Look through the data below. Pick out the lines holding the string "title".
═══ LISTING ═══
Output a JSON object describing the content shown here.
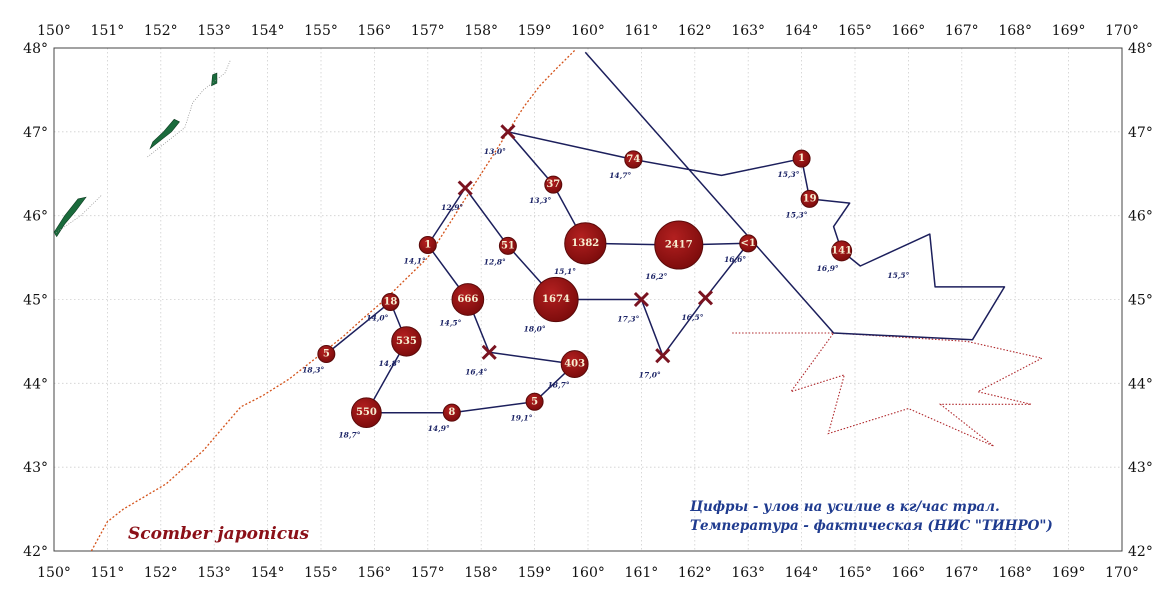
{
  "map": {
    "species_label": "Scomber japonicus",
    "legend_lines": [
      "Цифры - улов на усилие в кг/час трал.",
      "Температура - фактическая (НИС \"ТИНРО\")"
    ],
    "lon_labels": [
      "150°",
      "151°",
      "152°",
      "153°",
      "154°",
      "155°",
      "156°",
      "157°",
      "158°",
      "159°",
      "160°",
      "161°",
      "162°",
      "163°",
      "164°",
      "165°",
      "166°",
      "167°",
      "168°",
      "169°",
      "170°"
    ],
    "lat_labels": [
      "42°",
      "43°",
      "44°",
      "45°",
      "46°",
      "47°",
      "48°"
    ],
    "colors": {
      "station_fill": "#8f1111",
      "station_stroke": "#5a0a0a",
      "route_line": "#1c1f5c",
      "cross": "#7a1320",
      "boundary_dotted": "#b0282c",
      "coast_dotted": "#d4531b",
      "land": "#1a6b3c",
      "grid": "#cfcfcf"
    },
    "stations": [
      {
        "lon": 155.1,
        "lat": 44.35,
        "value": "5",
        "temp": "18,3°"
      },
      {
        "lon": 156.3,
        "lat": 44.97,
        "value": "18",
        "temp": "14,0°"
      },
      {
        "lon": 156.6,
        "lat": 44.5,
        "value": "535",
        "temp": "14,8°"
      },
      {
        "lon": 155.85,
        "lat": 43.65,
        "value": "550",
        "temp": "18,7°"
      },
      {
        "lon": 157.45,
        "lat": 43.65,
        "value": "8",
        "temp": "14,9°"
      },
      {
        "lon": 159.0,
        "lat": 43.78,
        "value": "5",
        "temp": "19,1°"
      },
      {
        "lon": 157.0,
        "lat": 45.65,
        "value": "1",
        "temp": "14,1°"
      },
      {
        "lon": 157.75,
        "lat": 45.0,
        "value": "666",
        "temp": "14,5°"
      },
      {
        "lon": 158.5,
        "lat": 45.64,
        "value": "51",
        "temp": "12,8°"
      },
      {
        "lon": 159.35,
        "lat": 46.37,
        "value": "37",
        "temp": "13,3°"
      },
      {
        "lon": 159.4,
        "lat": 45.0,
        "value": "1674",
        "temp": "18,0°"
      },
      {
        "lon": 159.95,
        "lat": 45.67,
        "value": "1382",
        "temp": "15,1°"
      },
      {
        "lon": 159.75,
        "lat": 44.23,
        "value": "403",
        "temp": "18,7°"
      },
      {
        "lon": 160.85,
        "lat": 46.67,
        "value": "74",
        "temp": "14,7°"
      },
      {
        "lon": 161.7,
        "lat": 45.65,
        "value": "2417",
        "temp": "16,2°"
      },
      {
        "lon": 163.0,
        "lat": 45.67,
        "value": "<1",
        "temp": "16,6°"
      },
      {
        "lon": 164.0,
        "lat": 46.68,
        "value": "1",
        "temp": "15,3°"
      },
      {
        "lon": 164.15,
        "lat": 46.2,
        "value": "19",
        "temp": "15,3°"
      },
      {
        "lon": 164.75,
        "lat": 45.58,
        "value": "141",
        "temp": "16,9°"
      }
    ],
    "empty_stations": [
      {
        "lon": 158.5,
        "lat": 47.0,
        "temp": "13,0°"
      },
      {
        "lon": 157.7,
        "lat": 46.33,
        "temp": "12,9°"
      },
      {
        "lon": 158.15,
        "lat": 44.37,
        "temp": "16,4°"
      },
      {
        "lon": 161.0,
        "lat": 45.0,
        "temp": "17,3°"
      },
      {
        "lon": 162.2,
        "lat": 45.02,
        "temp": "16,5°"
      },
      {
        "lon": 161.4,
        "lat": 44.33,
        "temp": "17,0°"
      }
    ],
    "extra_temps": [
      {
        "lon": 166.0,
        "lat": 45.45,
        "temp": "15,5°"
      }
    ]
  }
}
═══
═══ LISTING ═══
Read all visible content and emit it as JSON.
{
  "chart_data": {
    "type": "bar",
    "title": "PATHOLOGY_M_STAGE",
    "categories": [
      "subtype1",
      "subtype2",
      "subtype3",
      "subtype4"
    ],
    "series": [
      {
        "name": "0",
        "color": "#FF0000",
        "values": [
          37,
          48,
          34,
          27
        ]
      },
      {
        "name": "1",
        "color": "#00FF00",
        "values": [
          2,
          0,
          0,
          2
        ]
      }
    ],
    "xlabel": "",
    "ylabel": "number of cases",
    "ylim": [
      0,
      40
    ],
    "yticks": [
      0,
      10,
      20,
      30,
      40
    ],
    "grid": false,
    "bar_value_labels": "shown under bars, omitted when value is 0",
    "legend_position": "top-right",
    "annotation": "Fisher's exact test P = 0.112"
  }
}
═══
═══ LISTING ═══
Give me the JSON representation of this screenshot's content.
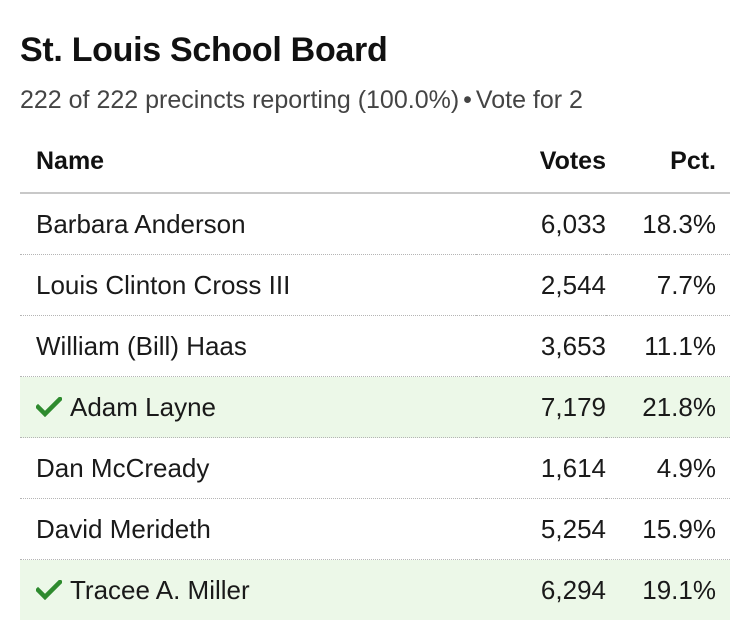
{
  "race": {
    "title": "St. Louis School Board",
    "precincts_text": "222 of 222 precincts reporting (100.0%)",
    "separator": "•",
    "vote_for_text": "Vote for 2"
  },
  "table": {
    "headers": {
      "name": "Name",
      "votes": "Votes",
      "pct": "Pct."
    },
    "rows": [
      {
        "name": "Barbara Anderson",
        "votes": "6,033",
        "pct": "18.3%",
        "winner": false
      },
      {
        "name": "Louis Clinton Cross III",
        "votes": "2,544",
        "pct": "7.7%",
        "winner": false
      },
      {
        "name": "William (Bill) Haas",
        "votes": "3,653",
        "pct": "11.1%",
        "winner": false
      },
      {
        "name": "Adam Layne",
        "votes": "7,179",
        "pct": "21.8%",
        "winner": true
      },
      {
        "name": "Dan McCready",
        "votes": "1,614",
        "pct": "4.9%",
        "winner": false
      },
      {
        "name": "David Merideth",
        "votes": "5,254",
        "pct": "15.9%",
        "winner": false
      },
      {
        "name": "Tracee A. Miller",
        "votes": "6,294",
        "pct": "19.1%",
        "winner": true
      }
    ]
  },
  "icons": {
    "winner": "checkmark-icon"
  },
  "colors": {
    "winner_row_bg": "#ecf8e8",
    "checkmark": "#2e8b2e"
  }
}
═══
» RESULT
    "title": "PATHOLOGY_M_STAGE",
    "title": "St. Louis School Board",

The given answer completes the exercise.